== ENTRIES ==

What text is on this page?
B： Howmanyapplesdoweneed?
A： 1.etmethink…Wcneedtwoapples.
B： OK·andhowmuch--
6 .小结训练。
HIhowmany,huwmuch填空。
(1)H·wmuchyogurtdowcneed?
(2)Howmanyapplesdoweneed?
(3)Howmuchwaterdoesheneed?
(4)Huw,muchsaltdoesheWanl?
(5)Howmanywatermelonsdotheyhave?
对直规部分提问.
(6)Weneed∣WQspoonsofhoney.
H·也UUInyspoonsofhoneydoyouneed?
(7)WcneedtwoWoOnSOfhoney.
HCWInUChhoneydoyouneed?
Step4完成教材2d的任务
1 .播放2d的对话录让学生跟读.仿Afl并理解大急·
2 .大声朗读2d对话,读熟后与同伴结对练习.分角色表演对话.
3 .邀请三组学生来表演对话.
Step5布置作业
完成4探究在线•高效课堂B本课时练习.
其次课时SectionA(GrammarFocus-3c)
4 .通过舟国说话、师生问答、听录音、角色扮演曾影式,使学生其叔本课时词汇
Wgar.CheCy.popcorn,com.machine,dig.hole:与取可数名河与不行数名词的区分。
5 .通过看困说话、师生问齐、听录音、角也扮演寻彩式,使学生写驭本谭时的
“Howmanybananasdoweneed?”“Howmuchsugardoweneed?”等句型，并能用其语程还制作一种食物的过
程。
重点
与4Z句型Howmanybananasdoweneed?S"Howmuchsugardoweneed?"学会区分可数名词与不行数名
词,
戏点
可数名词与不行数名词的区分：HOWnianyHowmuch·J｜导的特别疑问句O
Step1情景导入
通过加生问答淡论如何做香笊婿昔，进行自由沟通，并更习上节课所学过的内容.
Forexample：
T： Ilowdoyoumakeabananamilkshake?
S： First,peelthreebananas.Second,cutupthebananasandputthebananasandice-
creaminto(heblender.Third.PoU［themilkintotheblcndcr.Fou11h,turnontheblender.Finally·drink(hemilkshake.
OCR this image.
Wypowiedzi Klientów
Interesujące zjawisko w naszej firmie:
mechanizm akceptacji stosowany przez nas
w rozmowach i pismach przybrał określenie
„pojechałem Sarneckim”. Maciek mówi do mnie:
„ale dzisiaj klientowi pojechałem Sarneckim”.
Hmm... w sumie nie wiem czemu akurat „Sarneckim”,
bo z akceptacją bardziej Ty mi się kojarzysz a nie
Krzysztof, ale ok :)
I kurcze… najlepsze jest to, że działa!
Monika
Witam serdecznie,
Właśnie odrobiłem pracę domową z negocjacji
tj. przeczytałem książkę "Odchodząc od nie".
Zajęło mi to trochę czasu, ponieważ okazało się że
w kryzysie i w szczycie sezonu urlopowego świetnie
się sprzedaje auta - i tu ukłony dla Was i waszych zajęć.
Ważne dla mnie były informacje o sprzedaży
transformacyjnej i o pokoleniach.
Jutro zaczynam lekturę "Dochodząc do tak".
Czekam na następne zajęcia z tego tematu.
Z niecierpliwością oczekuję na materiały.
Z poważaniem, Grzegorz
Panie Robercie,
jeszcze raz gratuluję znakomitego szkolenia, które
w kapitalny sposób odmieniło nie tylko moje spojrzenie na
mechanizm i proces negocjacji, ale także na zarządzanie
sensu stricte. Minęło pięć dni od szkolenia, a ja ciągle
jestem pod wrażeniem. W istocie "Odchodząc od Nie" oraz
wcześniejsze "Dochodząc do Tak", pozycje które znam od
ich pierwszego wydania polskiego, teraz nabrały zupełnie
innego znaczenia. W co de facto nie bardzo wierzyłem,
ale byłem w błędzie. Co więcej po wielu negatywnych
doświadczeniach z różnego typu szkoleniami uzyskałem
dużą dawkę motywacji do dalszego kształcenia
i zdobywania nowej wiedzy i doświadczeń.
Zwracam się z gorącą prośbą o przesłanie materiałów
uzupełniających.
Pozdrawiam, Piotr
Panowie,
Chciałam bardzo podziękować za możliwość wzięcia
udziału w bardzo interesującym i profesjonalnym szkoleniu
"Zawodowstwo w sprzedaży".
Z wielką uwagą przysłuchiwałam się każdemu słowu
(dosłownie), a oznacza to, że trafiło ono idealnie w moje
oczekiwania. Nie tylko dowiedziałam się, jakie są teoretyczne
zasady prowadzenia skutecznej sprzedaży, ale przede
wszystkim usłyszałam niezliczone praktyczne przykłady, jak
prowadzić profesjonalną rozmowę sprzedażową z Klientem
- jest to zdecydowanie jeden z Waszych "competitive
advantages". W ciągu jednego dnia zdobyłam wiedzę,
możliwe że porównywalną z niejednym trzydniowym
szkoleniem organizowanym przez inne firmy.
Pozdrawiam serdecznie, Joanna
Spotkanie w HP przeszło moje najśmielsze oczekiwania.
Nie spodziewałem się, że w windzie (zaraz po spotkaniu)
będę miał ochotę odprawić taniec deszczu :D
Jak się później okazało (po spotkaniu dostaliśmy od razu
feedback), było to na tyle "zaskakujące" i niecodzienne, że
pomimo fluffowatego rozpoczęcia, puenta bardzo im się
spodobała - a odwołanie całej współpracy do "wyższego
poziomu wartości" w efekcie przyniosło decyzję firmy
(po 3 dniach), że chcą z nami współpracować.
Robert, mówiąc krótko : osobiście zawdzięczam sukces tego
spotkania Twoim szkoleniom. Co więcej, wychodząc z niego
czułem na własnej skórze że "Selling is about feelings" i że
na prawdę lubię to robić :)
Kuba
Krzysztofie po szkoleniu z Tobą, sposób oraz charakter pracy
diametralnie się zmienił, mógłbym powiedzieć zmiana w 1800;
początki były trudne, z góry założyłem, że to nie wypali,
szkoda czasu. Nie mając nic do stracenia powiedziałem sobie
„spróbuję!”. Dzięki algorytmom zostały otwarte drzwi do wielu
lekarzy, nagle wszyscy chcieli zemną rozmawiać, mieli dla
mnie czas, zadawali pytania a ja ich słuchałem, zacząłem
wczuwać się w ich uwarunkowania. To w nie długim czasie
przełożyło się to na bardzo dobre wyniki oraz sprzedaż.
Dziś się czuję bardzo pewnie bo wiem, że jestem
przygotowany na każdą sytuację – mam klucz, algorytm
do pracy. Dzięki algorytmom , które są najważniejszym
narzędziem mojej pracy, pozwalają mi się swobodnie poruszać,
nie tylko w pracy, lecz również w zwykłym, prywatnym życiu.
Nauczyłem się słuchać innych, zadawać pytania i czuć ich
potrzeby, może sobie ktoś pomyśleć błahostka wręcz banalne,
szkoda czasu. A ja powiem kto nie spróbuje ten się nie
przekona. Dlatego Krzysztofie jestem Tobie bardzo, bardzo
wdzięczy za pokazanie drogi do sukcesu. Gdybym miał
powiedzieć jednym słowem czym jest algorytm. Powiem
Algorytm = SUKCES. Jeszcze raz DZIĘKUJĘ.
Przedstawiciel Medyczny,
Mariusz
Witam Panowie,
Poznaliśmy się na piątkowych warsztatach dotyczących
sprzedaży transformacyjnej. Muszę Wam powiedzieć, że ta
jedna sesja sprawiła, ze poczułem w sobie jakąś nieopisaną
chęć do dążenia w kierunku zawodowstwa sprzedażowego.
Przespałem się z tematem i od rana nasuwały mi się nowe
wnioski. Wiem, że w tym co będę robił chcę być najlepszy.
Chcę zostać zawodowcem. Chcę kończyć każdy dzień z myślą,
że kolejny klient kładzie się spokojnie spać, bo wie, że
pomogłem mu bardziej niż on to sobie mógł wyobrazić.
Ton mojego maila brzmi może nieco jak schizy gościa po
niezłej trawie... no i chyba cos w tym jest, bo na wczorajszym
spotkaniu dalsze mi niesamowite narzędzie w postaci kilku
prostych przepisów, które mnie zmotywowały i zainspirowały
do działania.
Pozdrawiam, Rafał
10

===

Lines that hold "oraz" are the ones to copy; find all of them.

» RESPONSE TO THE EXERCISE:
jestem pod wrażeniem. W istocie "Odchodząc od Nie" oraz
Krzysztofie po szkoleniu z Tobą, sposób oraz charakter pracy
przełożyło się to na bardzo dobre wyniki oraz sprzedaż.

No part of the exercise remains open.